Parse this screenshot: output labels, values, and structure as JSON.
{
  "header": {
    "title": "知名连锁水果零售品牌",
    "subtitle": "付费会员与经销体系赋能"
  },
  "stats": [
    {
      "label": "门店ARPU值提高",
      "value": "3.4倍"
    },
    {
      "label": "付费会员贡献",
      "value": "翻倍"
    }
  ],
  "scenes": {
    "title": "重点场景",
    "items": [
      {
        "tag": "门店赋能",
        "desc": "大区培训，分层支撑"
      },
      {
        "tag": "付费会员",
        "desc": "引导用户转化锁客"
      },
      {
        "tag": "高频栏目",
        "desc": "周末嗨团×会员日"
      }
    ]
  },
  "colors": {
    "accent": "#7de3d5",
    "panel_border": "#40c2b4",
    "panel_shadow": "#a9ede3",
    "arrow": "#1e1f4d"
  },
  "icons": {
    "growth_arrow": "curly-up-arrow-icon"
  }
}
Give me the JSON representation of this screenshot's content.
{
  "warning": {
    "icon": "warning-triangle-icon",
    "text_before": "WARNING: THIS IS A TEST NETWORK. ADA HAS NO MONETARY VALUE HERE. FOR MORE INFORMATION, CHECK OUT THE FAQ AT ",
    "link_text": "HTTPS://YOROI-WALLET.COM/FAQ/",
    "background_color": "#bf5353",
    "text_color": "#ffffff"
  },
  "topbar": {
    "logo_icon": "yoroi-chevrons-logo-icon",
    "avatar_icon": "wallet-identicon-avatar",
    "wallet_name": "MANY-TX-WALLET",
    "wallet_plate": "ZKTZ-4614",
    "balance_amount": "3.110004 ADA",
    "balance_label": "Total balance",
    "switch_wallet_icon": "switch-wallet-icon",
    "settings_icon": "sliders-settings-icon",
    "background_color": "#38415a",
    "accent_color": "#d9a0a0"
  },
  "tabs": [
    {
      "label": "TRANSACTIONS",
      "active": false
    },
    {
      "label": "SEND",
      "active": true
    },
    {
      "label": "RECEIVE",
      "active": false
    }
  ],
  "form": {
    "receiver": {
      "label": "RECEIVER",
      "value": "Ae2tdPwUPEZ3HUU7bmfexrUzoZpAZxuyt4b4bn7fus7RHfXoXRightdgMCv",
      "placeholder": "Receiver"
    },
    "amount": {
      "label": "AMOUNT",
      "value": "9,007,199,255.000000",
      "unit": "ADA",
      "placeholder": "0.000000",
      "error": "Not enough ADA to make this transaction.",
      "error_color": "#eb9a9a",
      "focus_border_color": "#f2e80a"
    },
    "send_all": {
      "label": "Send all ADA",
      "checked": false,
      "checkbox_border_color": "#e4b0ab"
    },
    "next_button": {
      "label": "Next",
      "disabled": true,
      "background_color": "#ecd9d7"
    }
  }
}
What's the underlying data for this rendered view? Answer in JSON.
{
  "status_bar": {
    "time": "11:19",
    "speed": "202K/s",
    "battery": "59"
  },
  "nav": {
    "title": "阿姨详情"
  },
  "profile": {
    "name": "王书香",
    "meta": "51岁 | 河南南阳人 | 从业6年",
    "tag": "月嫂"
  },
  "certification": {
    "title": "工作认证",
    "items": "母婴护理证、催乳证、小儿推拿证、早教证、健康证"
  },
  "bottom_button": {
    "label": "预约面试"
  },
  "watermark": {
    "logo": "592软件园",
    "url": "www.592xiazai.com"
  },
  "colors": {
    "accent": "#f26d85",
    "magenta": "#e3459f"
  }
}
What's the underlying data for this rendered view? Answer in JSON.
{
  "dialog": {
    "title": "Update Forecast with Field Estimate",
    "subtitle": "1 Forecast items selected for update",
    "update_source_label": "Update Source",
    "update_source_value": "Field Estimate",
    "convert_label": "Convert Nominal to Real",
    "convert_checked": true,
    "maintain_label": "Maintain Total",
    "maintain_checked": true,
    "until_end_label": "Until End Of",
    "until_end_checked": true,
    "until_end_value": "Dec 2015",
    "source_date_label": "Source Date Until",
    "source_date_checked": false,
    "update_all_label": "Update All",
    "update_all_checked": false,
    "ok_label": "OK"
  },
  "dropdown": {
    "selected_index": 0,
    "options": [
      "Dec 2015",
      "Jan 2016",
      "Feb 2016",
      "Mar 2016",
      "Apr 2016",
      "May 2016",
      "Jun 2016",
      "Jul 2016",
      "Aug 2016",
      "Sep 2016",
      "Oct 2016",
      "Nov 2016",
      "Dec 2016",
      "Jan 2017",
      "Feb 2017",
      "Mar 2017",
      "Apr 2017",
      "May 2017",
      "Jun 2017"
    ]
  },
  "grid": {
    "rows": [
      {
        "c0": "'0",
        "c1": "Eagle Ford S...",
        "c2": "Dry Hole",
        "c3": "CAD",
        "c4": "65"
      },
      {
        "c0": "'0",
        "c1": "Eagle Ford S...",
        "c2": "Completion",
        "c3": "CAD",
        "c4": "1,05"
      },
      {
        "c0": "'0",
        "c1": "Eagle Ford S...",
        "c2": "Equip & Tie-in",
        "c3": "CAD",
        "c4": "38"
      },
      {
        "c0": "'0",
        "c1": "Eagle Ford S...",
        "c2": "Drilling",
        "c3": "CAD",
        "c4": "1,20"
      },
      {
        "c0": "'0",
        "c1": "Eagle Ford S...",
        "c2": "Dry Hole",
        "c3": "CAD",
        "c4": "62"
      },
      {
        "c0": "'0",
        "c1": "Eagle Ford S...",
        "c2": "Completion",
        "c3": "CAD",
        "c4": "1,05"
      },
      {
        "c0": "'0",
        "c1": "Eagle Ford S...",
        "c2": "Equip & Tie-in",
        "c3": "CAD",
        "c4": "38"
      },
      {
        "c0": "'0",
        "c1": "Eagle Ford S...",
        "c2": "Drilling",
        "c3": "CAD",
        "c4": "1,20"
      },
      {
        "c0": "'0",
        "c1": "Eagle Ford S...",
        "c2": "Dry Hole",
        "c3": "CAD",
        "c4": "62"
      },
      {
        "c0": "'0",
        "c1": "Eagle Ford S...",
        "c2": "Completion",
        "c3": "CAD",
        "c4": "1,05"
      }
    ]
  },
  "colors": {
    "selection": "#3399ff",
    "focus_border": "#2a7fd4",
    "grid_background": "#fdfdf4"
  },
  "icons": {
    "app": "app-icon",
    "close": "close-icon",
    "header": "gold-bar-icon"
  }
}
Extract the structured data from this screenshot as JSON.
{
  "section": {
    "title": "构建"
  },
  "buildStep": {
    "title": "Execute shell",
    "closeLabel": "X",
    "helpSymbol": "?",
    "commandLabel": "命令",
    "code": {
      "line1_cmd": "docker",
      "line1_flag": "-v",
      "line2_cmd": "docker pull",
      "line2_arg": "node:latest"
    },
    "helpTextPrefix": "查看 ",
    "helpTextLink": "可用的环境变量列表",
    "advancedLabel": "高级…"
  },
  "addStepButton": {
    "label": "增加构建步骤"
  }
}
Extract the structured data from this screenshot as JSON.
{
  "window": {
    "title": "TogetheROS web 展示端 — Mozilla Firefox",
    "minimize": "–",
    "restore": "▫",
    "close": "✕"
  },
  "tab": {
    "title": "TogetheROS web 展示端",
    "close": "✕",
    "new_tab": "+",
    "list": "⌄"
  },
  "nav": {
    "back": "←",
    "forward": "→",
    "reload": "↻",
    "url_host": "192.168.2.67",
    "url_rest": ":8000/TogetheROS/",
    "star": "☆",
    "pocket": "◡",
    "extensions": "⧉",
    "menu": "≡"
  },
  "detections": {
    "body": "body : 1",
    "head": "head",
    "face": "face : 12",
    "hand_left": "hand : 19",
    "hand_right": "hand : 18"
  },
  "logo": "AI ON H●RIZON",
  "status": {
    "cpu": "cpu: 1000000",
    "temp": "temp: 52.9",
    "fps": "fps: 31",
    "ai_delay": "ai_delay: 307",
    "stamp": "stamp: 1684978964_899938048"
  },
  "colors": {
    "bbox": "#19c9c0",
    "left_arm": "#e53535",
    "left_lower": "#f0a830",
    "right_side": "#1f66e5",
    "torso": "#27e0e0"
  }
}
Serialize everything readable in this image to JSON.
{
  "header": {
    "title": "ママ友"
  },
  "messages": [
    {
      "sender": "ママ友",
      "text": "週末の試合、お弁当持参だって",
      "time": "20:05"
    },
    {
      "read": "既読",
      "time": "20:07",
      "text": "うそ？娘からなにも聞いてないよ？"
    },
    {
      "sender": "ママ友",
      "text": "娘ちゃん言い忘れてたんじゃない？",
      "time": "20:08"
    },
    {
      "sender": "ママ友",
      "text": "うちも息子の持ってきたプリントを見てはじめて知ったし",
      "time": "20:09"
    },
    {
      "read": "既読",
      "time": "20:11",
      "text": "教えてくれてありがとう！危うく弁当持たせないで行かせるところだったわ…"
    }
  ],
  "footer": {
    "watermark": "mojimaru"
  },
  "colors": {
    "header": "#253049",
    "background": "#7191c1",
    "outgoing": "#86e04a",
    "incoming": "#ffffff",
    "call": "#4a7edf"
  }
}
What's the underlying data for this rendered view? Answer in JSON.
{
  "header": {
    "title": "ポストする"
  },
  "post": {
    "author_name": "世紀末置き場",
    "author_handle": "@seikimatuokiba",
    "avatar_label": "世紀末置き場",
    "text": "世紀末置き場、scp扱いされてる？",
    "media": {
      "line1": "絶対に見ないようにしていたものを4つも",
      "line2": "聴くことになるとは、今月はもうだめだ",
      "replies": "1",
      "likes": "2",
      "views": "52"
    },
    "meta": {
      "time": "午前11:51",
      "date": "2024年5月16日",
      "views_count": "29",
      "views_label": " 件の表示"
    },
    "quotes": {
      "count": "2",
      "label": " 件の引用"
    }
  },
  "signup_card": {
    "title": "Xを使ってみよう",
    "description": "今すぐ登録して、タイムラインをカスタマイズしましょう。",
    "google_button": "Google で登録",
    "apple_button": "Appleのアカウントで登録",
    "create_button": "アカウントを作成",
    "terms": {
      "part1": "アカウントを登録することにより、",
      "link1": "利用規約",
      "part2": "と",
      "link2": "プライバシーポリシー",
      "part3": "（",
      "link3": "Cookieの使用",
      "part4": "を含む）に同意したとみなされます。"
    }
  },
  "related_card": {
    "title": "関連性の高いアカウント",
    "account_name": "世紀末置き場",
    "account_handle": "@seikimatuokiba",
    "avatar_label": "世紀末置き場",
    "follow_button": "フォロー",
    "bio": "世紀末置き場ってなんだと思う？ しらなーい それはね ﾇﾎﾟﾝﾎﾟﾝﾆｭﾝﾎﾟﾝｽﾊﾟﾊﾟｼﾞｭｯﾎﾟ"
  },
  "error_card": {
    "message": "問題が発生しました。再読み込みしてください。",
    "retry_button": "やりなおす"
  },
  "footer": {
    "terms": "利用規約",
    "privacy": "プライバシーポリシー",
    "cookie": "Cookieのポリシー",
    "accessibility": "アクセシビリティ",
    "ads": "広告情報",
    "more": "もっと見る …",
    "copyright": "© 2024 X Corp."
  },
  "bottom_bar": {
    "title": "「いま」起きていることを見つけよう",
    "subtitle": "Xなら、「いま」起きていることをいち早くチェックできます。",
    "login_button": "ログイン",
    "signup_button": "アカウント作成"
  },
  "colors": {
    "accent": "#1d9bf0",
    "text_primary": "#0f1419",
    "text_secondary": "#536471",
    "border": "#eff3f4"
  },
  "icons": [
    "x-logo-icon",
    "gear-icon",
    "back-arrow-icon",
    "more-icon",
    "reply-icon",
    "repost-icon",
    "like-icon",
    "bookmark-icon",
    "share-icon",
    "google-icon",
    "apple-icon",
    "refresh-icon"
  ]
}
....
To be done: Return each line in the records that holds the string "items".

Written answer:
    "items": [
    "items": "母婴护理证、催乳证、小儿推拿证、早教证、健康证"
    "subtitle": "1 Forecast items selected for update",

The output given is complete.